begin PROVIDED DATA
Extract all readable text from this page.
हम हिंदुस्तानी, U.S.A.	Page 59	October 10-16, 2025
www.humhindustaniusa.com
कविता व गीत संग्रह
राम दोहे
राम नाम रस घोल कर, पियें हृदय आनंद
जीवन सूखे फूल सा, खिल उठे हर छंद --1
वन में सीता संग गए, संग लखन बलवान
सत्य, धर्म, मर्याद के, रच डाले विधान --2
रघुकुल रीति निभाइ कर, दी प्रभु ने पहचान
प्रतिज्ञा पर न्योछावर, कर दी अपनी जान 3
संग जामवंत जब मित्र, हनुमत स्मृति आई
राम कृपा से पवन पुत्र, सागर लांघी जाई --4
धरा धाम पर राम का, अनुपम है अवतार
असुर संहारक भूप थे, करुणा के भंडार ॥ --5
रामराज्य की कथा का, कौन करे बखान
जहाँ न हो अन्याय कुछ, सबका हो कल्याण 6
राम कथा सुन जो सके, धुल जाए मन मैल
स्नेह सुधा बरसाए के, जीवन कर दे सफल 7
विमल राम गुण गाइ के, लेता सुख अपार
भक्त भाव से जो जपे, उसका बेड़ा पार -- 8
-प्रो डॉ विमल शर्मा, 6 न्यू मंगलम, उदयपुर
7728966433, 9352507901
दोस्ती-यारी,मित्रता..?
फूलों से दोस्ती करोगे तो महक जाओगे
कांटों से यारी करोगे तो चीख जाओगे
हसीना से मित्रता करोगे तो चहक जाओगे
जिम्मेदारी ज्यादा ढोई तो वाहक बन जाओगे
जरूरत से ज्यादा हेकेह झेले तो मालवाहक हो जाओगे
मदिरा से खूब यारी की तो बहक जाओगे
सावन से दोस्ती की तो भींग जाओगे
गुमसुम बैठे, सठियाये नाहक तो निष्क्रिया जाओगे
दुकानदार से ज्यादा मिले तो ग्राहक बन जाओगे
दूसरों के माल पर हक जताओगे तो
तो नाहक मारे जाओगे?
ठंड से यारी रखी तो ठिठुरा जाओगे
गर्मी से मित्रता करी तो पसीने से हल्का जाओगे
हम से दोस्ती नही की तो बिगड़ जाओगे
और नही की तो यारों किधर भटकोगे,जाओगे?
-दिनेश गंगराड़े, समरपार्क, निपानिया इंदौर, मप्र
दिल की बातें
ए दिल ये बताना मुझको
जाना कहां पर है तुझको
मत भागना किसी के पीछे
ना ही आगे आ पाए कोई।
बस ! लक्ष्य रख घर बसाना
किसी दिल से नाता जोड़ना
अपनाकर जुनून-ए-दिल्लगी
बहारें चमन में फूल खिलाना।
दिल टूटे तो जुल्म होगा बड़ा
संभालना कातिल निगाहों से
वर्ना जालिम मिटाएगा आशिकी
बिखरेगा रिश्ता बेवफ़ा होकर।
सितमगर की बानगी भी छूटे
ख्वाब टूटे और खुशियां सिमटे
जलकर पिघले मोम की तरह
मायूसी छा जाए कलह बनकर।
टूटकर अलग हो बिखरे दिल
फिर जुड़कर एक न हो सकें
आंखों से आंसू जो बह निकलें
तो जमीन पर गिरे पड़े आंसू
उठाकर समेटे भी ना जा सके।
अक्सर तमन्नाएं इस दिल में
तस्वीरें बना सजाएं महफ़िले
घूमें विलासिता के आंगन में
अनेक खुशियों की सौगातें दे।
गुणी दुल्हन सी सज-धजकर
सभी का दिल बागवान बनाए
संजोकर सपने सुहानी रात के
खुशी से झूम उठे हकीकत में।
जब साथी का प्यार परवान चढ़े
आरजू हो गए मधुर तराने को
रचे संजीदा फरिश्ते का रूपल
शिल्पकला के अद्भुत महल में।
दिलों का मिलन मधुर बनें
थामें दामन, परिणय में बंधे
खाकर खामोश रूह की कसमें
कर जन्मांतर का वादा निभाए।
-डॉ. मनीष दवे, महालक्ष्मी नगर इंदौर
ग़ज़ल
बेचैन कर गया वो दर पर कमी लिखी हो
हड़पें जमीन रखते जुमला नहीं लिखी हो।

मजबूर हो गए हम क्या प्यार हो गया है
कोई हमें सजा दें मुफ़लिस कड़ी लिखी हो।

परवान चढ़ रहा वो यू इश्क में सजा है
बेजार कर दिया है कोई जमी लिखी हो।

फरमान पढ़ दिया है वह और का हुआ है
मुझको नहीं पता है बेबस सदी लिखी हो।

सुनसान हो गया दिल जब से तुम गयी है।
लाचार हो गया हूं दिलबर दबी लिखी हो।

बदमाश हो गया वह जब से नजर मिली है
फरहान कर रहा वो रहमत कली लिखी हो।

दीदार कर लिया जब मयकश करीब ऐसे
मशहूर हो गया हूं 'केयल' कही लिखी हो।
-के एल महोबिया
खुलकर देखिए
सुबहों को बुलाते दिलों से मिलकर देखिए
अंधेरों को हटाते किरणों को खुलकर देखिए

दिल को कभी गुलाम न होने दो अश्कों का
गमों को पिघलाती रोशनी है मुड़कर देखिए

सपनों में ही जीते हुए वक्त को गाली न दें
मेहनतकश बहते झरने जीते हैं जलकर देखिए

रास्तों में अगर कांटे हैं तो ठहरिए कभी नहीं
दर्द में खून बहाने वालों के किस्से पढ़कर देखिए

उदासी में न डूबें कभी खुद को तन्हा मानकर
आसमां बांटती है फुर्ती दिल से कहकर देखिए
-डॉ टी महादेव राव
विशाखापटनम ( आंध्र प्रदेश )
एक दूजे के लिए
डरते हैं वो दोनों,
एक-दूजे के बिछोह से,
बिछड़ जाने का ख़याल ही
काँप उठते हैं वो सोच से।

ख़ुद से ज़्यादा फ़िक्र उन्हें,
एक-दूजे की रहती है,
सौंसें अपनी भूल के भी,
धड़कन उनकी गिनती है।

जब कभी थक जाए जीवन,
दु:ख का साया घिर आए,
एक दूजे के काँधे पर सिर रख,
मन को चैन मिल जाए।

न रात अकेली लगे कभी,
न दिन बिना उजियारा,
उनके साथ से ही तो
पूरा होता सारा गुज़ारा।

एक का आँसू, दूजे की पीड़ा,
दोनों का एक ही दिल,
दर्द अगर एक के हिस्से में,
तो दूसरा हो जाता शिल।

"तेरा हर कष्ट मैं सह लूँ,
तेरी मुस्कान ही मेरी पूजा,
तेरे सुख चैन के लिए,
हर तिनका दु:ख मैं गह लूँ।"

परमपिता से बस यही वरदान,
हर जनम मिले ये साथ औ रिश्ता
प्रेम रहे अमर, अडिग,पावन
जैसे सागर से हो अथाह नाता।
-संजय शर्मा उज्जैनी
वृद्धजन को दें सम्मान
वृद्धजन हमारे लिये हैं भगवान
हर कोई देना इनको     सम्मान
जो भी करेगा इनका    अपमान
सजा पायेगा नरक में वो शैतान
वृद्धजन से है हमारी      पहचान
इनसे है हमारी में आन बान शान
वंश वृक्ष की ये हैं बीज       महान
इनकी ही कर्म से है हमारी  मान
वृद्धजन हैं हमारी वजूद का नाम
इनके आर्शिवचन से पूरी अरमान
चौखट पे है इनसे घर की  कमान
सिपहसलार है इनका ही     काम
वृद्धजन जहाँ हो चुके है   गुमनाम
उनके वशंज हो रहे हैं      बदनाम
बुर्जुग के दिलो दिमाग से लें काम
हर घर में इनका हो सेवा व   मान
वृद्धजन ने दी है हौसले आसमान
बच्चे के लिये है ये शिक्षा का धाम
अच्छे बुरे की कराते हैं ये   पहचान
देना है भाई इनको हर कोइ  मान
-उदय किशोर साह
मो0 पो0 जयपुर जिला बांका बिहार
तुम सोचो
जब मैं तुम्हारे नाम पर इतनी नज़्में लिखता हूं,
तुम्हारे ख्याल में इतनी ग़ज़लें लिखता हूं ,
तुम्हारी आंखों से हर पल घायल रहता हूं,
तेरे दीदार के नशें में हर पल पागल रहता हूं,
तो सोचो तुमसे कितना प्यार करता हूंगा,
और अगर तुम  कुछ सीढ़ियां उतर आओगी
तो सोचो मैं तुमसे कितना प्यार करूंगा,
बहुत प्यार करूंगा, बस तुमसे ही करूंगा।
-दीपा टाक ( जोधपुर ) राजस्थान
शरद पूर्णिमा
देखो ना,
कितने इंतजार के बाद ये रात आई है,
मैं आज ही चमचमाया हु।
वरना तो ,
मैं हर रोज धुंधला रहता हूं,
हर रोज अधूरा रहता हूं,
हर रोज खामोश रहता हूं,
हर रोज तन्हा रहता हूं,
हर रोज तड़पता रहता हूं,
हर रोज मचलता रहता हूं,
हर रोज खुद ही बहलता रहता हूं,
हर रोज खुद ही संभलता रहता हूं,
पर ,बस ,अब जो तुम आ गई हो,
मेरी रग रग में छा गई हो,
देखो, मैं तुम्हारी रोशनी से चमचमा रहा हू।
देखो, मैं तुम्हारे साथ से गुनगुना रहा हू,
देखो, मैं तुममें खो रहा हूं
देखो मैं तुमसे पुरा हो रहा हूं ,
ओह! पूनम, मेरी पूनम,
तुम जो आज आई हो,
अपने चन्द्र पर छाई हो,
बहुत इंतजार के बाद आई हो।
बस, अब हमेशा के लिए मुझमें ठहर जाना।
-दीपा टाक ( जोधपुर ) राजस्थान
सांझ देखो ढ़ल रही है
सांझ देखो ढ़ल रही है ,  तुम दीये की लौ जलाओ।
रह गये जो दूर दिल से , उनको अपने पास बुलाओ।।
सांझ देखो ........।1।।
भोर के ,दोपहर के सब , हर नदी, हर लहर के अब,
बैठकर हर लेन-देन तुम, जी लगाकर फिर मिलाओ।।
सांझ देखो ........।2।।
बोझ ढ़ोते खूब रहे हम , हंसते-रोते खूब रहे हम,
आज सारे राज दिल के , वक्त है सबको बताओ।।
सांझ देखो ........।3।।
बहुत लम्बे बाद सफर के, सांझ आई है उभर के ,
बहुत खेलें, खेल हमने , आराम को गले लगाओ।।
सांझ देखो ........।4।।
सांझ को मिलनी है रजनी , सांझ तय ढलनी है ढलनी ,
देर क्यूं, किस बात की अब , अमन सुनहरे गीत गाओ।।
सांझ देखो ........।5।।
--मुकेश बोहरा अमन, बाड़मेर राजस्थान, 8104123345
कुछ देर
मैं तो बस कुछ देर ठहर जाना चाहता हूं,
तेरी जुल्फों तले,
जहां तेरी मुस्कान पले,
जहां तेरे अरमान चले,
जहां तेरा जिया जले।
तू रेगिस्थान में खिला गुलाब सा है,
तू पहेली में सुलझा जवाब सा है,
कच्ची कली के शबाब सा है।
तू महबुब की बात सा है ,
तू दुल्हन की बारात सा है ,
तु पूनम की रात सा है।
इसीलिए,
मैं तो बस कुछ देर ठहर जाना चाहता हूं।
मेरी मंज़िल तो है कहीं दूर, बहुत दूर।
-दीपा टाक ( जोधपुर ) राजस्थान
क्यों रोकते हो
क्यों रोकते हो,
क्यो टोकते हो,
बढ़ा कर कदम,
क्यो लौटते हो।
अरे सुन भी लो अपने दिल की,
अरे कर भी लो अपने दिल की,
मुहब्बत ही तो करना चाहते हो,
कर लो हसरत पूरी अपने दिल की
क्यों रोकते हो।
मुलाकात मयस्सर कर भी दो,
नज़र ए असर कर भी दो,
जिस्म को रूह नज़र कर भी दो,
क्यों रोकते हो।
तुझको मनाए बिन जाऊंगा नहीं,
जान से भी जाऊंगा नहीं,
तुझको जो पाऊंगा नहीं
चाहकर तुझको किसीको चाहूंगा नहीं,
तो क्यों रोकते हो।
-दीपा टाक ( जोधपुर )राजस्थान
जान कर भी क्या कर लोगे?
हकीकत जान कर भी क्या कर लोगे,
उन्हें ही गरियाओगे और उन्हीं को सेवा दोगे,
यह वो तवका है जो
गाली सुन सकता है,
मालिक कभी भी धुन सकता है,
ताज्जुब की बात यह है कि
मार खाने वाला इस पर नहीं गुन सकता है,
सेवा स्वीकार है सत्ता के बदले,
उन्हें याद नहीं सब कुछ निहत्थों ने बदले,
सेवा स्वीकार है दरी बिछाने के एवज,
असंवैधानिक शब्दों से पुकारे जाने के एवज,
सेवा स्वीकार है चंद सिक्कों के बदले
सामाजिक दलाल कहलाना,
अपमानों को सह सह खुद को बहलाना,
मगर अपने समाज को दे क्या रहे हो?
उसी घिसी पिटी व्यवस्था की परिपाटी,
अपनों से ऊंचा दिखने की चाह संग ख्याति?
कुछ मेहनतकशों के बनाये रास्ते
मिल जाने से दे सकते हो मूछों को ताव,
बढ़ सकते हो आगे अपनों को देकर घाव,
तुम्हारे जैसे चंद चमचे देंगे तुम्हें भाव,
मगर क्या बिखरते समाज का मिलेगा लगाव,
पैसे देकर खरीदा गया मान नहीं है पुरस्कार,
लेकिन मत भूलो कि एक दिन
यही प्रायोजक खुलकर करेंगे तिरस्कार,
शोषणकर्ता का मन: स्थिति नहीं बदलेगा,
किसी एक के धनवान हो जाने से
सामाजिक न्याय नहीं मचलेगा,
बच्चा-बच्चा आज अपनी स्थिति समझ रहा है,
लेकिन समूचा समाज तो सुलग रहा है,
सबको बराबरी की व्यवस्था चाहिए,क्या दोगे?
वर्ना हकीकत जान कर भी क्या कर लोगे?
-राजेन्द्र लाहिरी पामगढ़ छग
end PROVIDED DATA
begin PROVIDED DATA
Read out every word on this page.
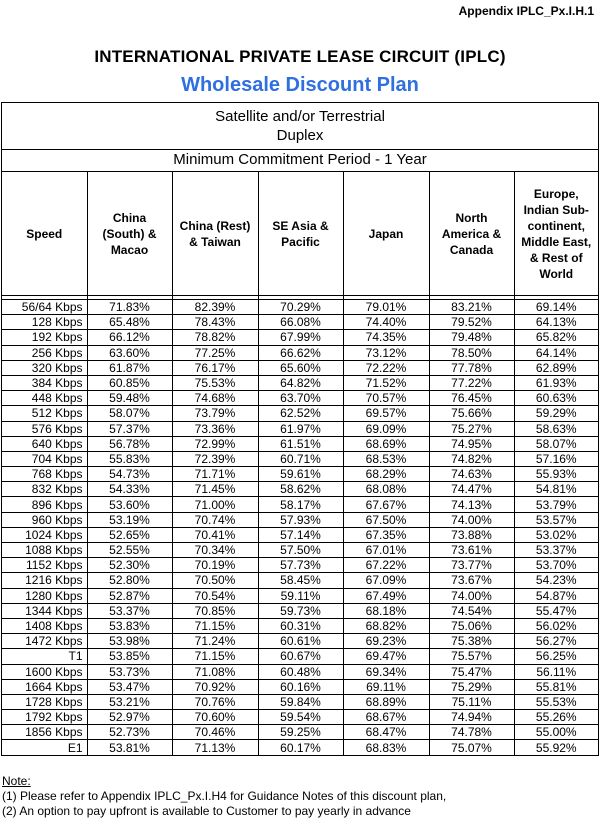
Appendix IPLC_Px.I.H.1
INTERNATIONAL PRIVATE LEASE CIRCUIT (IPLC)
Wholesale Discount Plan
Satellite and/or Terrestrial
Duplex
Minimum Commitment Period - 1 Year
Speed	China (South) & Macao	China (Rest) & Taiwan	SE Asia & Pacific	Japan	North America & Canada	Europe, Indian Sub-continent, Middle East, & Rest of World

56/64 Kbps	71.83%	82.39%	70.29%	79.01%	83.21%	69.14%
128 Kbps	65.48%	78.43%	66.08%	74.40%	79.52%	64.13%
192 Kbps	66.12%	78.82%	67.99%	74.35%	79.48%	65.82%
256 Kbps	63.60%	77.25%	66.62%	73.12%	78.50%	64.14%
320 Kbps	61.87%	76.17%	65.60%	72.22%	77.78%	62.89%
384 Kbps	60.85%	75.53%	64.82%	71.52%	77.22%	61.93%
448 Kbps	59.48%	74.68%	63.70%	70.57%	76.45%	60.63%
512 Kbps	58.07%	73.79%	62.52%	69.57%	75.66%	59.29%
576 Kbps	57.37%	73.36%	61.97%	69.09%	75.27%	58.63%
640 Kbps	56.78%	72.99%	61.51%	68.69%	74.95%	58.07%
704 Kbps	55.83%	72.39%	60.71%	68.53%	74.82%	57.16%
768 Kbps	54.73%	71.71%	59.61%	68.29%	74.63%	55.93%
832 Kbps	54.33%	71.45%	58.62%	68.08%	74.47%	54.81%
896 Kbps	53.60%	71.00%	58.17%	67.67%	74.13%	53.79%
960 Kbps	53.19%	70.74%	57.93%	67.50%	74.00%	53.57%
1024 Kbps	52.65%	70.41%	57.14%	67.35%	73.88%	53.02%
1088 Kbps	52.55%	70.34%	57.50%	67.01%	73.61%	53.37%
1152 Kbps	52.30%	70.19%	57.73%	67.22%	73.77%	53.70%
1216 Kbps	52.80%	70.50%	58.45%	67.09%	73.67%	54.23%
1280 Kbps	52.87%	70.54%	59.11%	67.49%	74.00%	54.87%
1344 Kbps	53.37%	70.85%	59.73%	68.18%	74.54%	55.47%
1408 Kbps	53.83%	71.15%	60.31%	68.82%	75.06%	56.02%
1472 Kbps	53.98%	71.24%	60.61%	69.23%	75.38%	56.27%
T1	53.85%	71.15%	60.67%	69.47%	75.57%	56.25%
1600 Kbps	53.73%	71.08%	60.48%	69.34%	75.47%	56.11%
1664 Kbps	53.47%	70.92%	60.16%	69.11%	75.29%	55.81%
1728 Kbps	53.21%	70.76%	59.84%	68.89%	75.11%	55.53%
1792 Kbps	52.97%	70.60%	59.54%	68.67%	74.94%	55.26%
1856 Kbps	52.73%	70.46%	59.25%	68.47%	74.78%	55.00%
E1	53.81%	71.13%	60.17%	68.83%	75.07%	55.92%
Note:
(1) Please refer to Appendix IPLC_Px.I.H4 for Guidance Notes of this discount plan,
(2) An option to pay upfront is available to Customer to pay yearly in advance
end PROVIDED DATA
Every line in the data above that contains "Appendix" needs to be copied.

Appendix IPLC_Px.I.H.1
(1) Please refer to Appendix IPLC_Px.I.H4 for Guidance Notes of this discount plan,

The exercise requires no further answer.